Aim – Reproduce each line bearing the word "text".

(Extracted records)
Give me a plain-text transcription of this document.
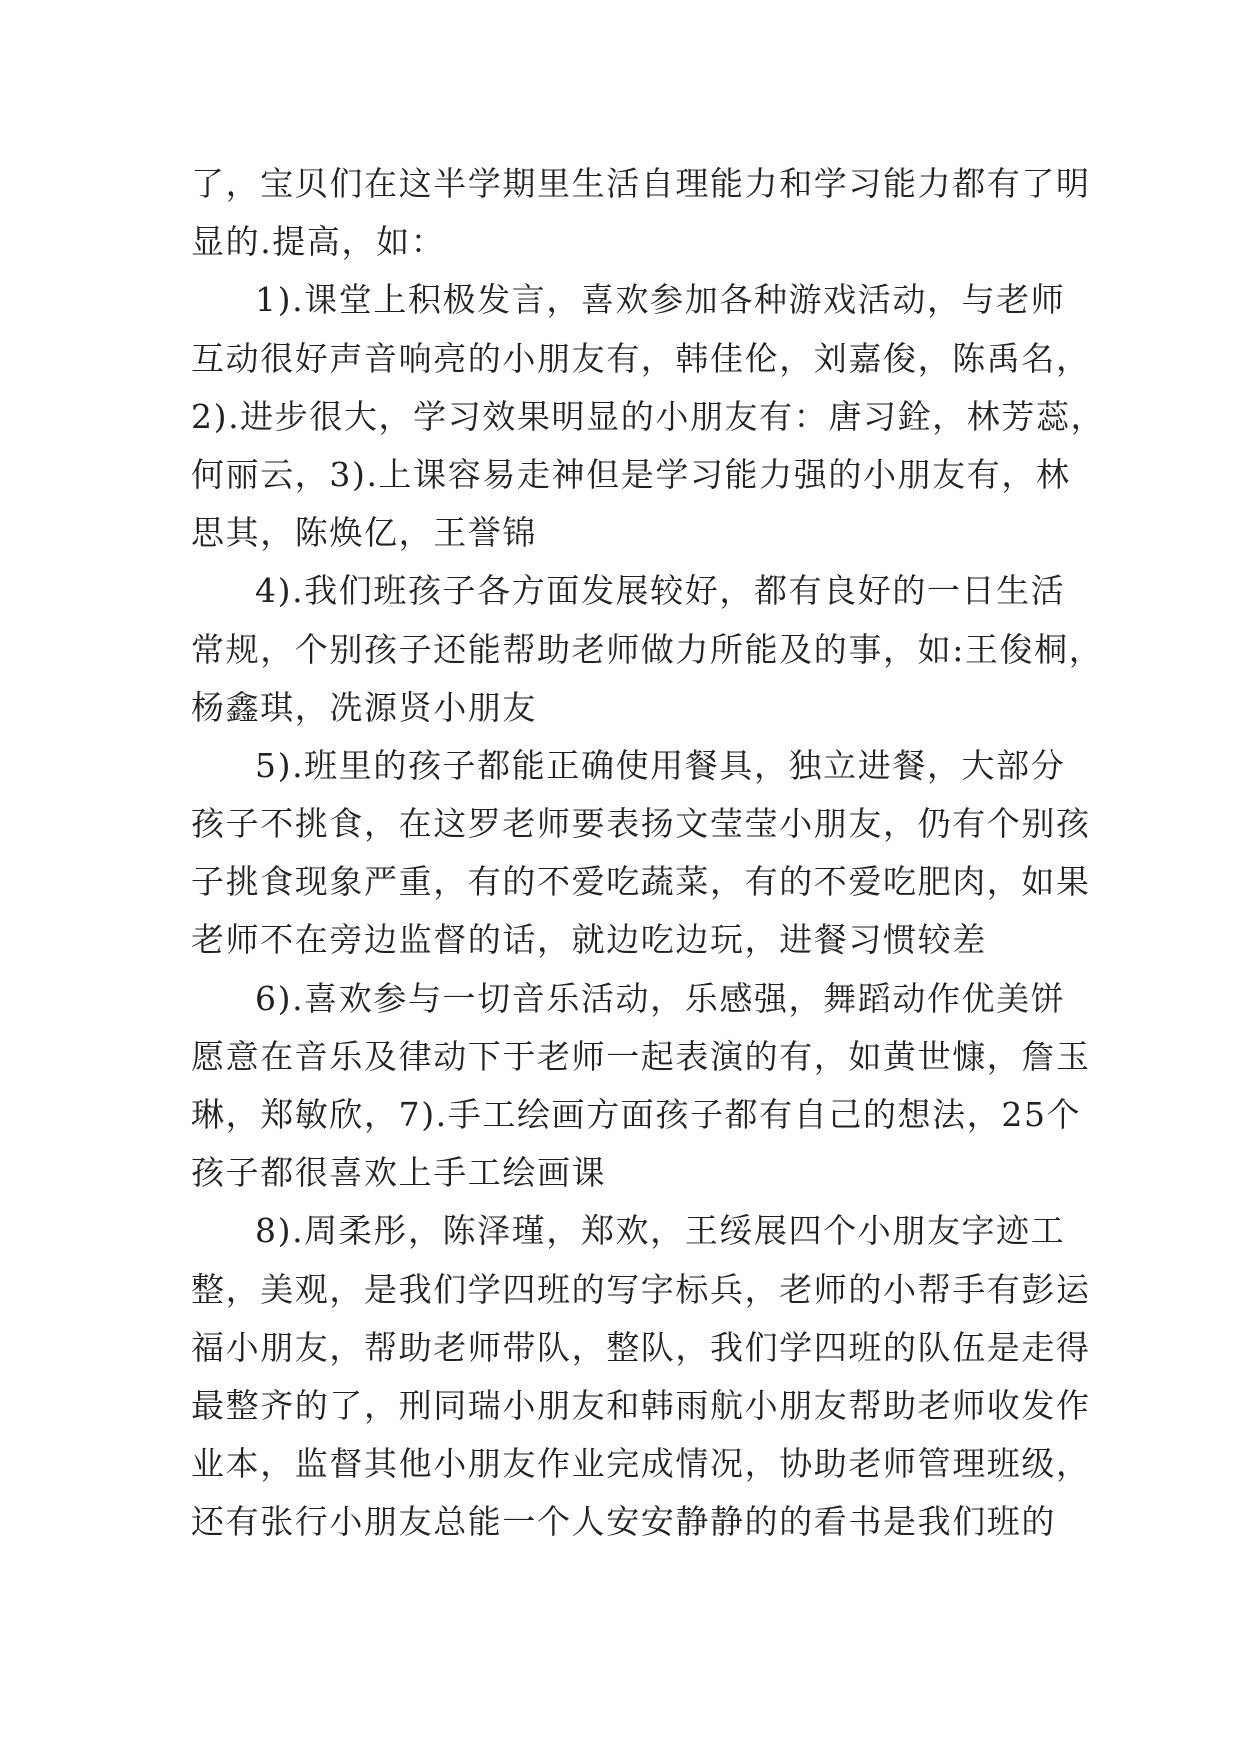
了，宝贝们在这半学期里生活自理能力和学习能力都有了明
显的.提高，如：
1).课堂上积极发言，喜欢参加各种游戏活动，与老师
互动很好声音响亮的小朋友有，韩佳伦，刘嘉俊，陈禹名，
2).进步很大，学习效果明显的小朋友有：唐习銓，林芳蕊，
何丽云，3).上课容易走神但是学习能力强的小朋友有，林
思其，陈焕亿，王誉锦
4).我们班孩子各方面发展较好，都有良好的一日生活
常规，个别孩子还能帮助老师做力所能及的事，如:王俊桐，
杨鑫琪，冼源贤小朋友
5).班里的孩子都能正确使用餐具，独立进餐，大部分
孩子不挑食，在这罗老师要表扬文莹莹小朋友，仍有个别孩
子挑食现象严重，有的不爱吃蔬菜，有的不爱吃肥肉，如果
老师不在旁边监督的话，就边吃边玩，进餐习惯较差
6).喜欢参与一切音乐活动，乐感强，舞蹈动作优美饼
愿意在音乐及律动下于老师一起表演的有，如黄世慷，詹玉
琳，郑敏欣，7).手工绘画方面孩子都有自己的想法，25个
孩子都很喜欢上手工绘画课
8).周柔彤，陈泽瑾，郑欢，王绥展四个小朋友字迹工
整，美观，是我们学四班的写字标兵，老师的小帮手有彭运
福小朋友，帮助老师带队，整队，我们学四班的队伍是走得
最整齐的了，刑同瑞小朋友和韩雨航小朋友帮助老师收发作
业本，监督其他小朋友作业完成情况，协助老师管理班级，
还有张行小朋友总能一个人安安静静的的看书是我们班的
---
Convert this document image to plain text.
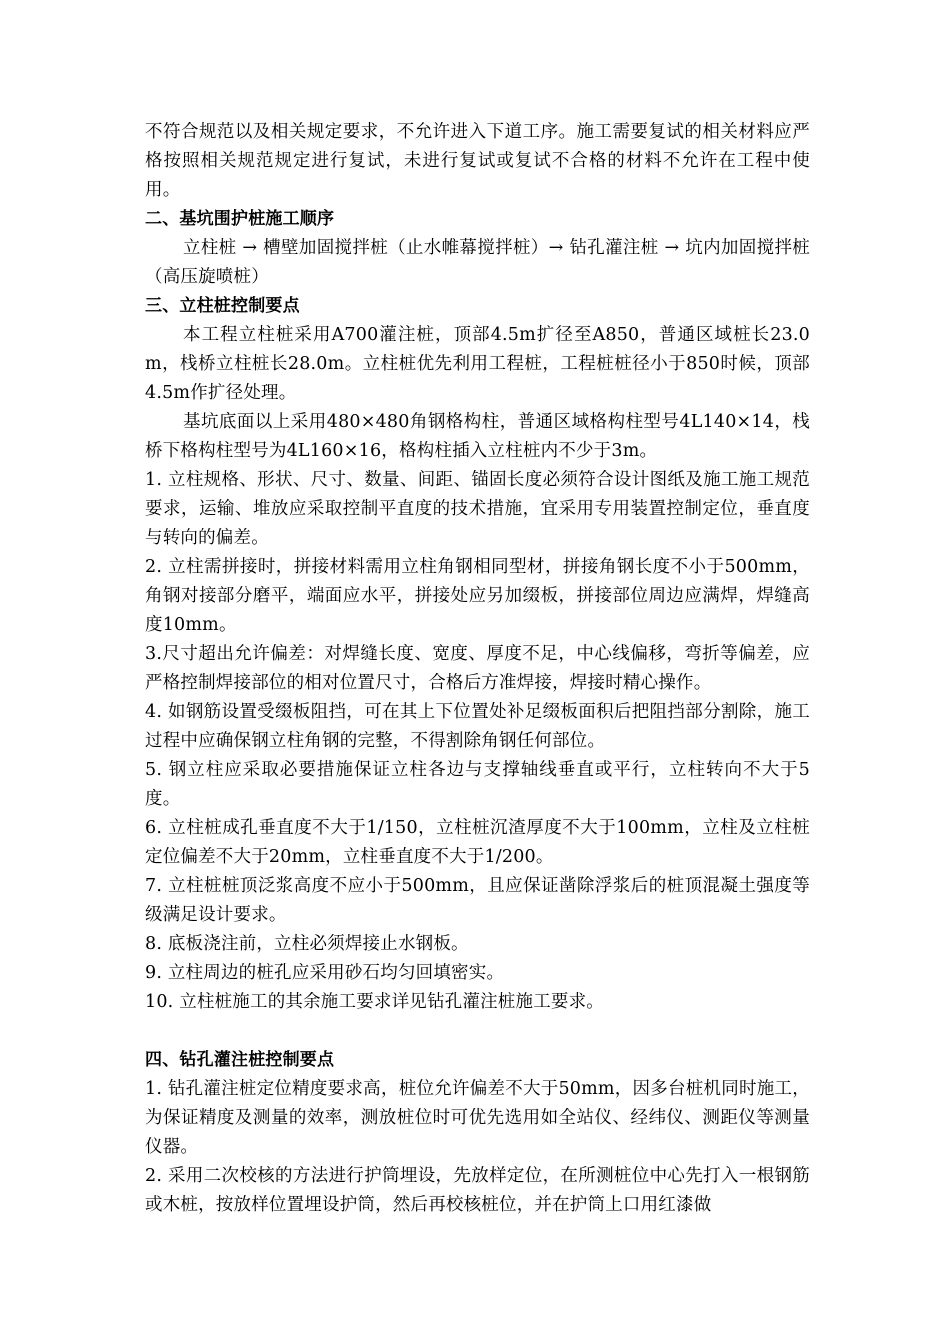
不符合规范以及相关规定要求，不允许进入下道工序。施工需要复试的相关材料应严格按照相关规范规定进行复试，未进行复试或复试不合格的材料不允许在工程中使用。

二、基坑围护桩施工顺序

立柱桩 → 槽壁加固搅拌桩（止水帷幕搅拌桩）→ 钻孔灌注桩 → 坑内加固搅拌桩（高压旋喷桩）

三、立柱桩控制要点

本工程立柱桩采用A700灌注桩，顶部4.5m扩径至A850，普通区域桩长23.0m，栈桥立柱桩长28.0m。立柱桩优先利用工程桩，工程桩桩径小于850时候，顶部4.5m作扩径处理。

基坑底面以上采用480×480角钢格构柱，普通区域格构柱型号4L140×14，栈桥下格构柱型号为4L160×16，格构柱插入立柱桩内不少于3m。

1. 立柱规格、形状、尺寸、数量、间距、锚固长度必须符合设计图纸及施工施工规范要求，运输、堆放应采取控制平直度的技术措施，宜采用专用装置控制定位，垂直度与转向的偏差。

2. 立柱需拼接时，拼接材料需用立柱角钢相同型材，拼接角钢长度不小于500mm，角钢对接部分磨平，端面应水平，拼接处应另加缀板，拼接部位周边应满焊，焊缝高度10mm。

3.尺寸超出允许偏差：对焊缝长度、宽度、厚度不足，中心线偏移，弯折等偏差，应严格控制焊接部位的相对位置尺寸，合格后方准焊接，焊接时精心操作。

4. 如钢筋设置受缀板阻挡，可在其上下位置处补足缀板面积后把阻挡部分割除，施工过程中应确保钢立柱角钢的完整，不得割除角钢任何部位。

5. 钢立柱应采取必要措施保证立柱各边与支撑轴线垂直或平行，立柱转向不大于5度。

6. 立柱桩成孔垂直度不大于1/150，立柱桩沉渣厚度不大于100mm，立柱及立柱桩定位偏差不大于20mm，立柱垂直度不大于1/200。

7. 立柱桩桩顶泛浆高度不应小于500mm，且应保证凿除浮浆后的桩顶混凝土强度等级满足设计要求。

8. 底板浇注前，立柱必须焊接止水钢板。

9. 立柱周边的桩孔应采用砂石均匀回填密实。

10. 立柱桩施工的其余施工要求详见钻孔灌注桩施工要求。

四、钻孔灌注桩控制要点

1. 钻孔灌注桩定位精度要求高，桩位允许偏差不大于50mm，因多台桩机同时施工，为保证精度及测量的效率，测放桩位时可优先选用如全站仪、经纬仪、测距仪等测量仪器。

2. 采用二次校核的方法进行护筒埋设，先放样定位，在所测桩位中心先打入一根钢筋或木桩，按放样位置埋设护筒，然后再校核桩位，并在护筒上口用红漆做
...
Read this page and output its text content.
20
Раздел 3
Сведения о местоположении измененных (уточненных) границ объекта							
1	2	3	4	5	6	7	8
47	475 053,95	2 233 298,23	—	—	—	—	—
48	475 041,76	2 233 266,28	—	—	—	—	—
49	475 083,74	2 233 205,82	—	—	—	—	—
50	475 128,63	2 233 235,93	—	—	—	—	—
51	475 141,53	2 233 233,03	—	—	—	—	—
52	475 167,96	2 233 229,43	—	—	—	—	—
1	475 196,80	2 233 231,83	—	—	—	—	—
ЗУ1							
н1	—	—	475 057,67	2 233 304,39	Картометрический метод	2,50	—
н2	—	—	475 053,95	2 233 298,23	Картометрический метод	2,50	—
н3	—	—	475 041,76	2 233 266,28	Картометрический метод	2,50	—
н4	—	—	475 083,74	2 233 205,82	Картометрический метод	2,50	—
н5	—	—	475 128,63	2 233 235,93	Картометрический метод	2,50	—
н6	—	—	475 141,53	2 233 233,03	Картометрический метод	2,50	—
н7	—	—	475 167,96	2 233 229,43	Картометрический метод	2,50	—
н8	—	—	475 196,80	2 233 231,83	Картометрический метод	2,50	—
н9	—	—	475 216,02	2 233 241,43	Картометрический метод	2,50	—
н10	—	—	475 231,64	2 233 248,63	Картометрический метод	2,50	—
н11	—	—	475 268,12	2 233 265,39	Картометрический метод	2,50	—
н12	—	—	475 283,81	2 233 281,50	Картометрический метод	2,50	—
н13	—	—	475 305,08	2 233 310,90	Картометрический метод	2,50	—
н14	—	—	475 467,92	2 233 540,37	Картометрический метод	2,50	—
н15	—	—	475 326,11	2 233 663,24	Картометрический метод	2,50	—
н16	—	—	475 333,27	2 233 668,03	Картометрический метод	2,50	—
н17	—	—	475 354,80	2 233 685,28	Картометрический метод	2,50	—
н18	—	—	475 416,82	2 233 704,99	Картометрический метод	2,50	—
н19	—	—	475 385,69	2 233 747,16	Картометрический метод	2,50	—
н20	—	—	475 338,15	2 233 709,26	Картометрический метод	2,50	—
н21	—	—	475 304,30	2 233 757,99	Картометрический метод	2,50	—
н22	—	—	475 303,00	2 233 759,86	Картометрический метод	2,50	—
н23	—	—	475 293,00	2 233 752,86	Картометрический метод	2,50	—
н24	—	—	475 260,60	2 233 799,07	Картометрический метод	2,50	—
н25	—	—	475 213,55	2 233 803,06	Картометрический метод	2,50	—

Answer to the exercise –
Give me a plain-text transcription of this document.
Convert this document image to plain text.
Read this page and output its text content.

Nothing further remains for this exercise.